Short exercise
Don't copy the pictures; return every other part of the records exactly.

** Start **

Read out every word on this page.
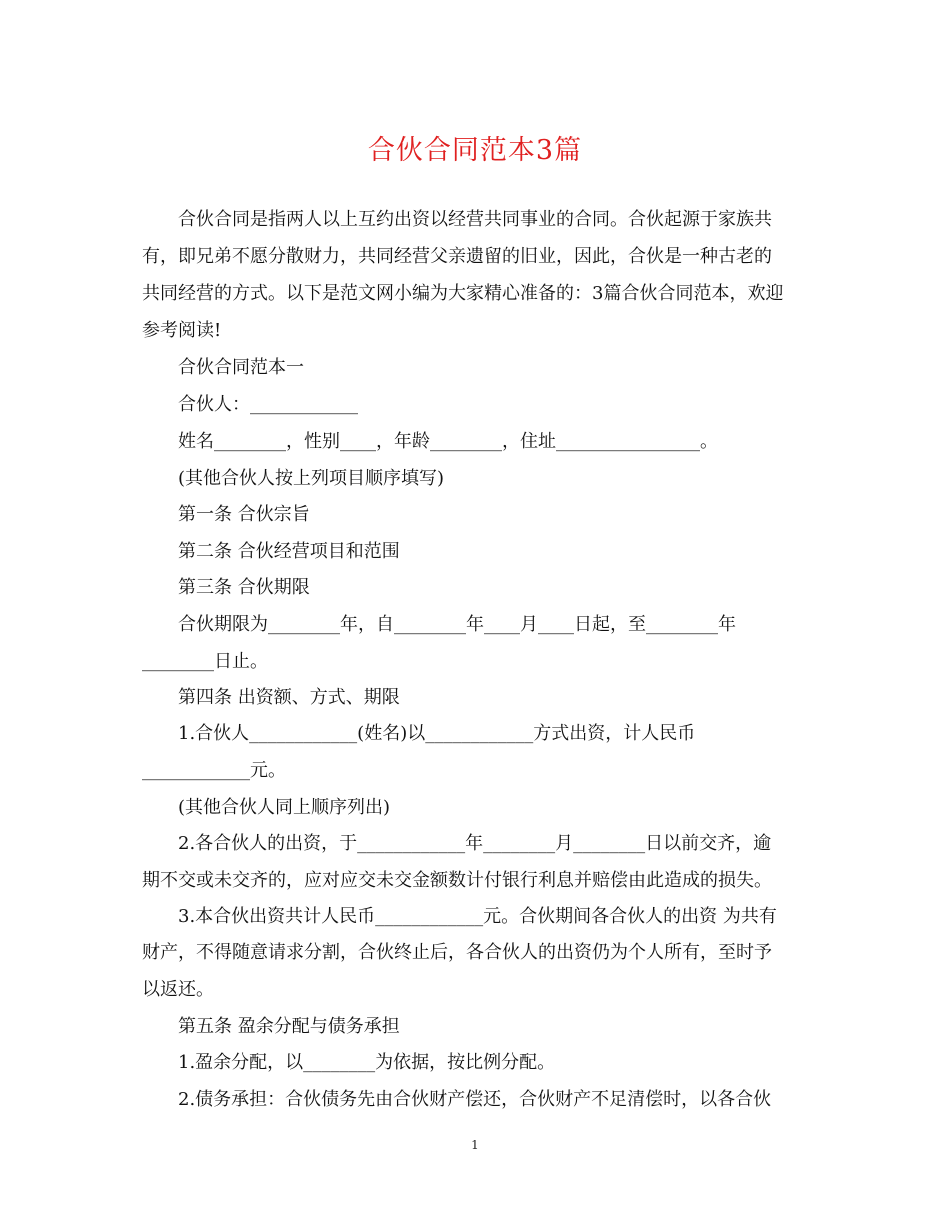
合伙合同范本3篇
　　合伙合同是指两人以上互约出资以经营共同事业的合同。合伙起源于家族共
有，即兄弟不愿分散财力，共同经营父亲遗留的旧业，因此，合伙是一种古老的
共同经营的方式。以下是范文网小编为大家精心准备的：3篇合伙合同范本，欢迎
参考阅读!
　　合伙合同范本一
　　合伙人：____________
　　姓名________，性别____，年龄________，住址________________。
　　(其他合伙人按上列项目顺序填写)
　　第一条 合伙宗旨
　　第二条 合伙经营项目和范围
　　第三条 合伙期限
　　合伙期限为________年，自________年____月____日起，至________年
________日止。
　　第四条 出资额、方式、期限
　　1.合伙人____________(姓名)以____________方式出资，计人民币
____________元。
　　(其他合伙人同上顺序列出)
　　2.各合伙人的出资，于____________年________月________日以前交齐，逾
期不交或未交齐的，应对应交未交金额数计付银行利息并赔偿由此造成的损失。
　　3.本合伙出资共计人民币____________元。合伙期间各合伙人的出资 为共有
财产，不得随意请求分割，合伙终止后，各合伙人的出资仍为个人所有，至时予
以返还。
　　第五条 盈余分配与债务承担
　　1.盈余分配，以________为依据，按比例分配。
　　2.债务承担：合伙债务先由合伙财产偿还，合伙财产不足清偿时，以各合伙
1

** End **

Result for this task
Read out every word on this page.
合伙合同范本3篇
　　合伙合同是指两人以上互约出资以经营共同事业的合同。合伙起源于家族共
有，即兄弟不愿分散财力，共同经营父亲遗留的旧业，因此，合伙是一种古老的
共同经营的方式。以下是范文网小编为大家精心准备的：3篇合伙合同范本，欢迎
参考阅读!
　　合伙合同范本一
　　合伙人：____________
　　姓名________，性别____，年龄________，住址________________。
　　(其他合伙人按上列项目顺序填写)
　　第一条 合伙宗旨
　　第二条 合伙经营项目和范围
　　第三条 合伙期限
　　合伙期限为________年，自________年____月____日起，至________年
________日止。
　　第四条 出资额、方式、期限
　　1.合伙人____________(姓名)以____________方式出资，计人民币
____________元。
　　(其他合伙人同上顺序列出)
　　2.各合伙人的出资，于____________年________月________日以前交齐，逾
期不交或未交齐的，应对应交未交金额数计付银行利息并赔偿由此造成的损失。
　　3.本合伙出资共计人民币____________元。合伙期间各合伙人的出资 为共有
财产，不得随意请求分割，合伙终止后，各合伙人的出资仍为个人所有，至时予
以返还。
　　第五条 盈余分配与债务承担
　　1.盈余分配，以________为依据，按比例分配。
　　2.债务承担：合伙债务先由合伙财产偿还，合伙财产不足清偿时，以各合伙
1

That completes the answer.